(Selected extract):
Andy says it both when prone and supine! Bryan: At what voltage have you been keeping the batteries stored when you are not using them? If you have been storing them fully charged (or overdischarging them), I'm afraid the battery may indeed be an ex-battery, joined the choir eternal, gone to meet its maker, etc. (Monty Python fans will understand. ) One often overlooked paragraph in the MōVI documentation is: If a battery will not be used for more than one week, it is recommendedthat the battery is stored with a voltage of approximately 3.8V per cell. Do not store the battery fully charged. Store the battery at room temperature in a cool or shaded area (ideally between 50º-80ºF/10º-26ºC).See MōVI M10 manual page 01-P1 (emphasis added). Andy.
Thanks guys. Yes perhaps they are near dead batteries after all. I do try to store lipos at proper storage capacity (though not always practical). I was under the impression that when a battery was dead it would read very low like 3.3. Since mine were reading 3.9 or 3.95 I thought that meant my battery was good, but apparently that's not the case.
Hi Bryan: Sadly no, the "no load" voltage is not a good predictor of the health of a battery -- at least not in my limited experience. Watching how the voltage declines under load is probably the best (certainly the most empirical) way to see what the battery's like. Andy.

(Record excerpts):
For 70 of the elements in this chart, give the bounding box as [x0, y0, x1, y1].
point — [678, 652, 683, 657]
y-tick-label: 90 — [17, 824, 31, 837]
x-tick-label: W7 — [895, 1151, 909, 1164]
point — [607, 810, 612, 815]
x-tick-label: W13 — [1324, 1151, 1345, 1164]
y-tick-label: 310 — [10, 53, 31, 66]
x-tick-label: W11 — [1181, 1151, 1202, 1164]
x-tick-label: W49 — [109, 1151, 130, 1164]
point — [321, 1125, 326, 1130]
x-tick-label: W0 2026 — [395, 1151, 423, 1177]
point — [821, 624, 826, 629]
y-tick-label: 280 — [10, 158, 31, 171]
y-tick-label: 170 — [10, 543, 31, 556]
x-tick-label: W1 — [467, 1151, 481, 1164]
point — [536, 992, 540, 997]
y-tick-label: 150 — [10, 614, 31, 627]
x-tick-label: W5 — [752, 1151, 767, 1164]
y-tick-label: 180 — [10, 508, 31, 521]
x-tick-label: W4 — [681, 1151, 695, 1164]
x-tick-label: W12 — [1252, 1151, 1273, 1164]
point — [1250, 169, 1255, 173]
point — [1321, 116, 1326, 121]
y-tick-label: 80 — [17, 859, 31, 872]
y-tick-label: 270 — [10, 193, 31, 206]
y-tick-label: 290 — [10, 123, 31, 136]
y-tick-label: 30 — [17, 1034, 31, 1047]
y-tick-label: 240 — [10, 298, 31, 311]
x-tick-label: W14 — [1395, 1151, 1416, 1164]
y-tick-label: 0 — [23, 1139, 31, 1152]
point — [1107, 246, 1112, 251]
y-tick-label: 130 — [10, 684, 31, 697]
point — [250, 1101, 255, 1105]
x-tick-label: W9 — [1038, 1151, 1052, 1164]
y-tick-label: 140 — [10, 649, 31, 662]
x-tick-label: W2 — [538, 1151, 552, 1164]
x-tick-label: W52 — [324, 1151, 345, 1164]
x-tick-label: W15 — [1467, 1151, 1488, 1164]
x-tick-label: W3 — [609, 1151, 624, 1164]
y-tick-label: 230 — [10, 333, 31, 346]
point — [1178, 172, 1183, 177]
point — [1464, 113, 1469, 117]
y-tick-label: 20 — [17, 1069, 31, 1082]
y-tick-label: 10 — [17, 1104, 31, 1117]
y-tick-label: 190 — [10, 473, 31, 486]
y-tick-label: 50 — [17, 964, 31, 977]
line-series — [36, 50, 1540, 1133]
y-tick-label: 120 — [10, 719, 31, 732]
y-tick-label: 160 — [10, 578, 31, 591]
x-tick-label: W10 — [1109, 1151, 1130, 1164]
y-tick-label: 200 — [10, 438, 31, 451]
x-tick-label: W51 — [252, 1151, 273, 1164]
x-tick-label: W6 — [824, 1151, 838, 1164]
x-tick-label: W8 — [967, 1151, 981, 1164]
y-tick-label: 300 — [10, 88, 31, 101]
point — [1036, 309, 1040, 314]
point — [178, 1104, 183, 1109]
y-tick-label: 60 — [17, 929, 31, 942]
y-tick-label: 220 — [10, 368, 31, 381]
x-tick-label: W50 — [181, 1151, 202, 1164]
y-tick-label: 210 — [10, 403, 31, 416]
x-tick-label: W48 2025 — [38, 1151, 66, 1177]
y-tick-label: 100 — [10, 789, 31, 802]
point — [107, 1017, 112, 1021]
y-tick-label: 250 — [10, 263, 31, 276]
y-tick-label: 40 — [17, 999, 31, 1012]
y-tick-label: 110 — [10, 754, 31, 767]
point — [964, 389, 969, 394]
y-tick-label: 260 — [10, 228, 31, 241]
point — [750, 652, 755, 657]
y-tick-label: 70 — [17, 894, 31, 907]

---

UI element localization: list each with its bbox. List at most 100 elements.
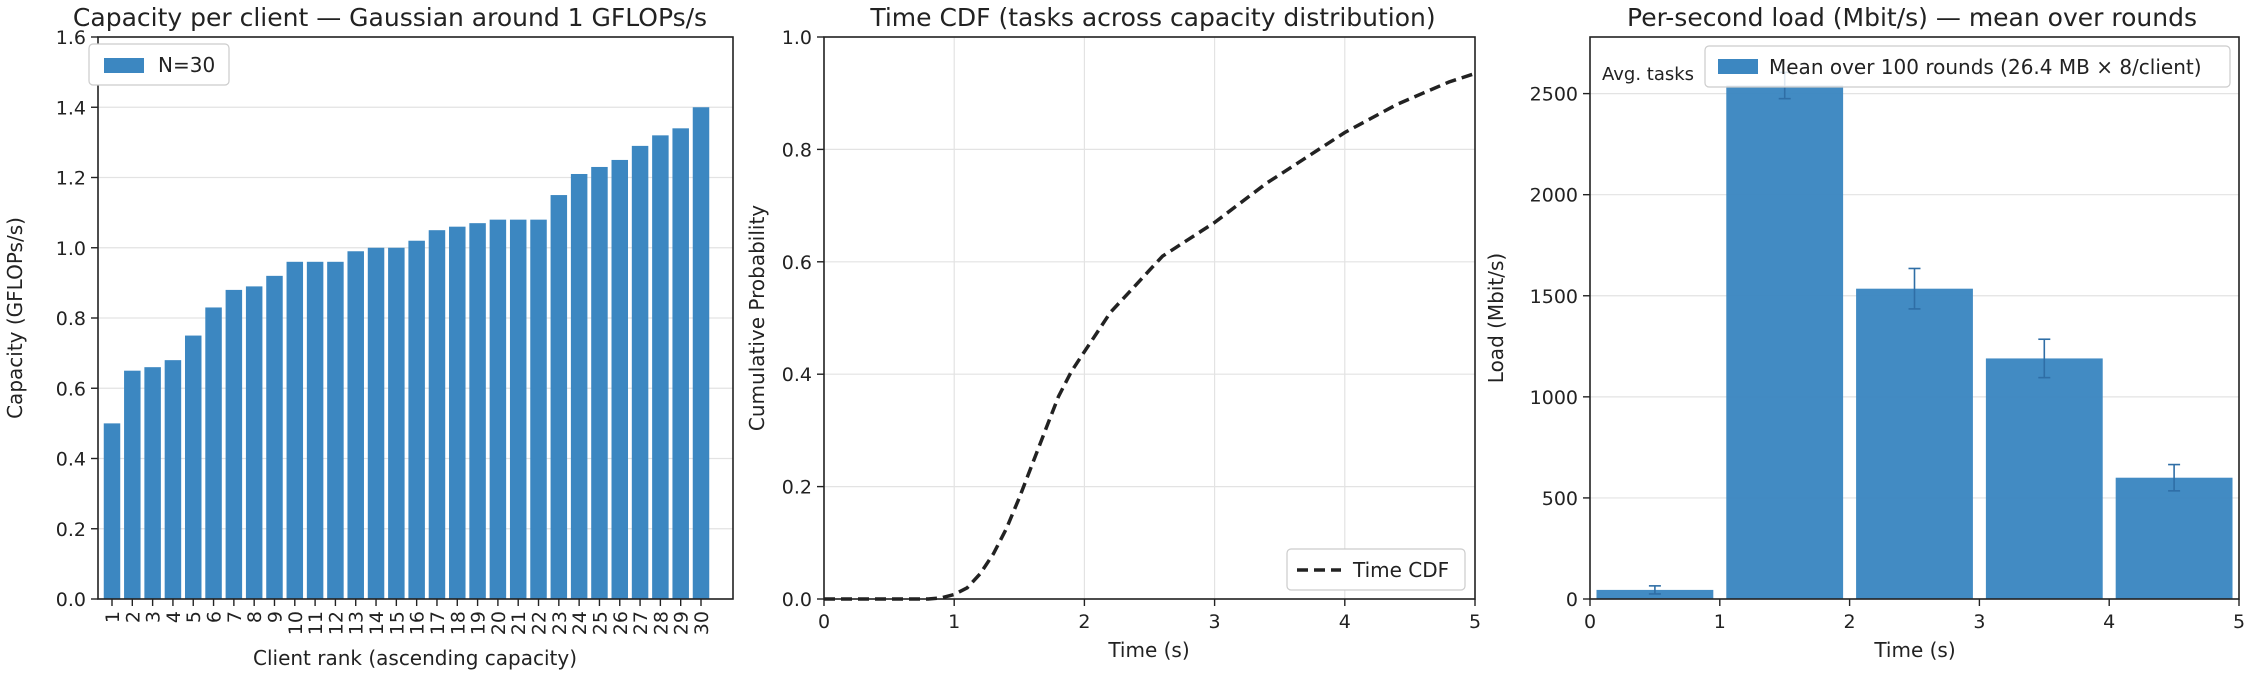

(Tasks to perform):
(a) In the battery discussion, what does Andy say is probably the best way to see what a battery is like?
(b) Retype the battery discussion word for word, starting at "Thanks guys. Yes" and ending at "battery's like. Andy.".

(Expected answers):
(a) Watching how the voltage declines under load.

(b)
Thanks guys. Yes perhaps they are near dead batteries after all. I do try to store lipos at proper storage capacity (though not always practical). I was under the impression that when a battery was dead it would read very low like 3.3. Since mine were reading 3.9 or 3.95 I thought that meant my battery was good, but apparently that's not the case.
Hi Bryan: Sadly no, the "no load" voltage is not a good predictor of the health of a battery -- at least not in my limited experience. Watching how the voltage declines under load is probably the best (certainly the most empirical) way to see what the battery's like. Andy.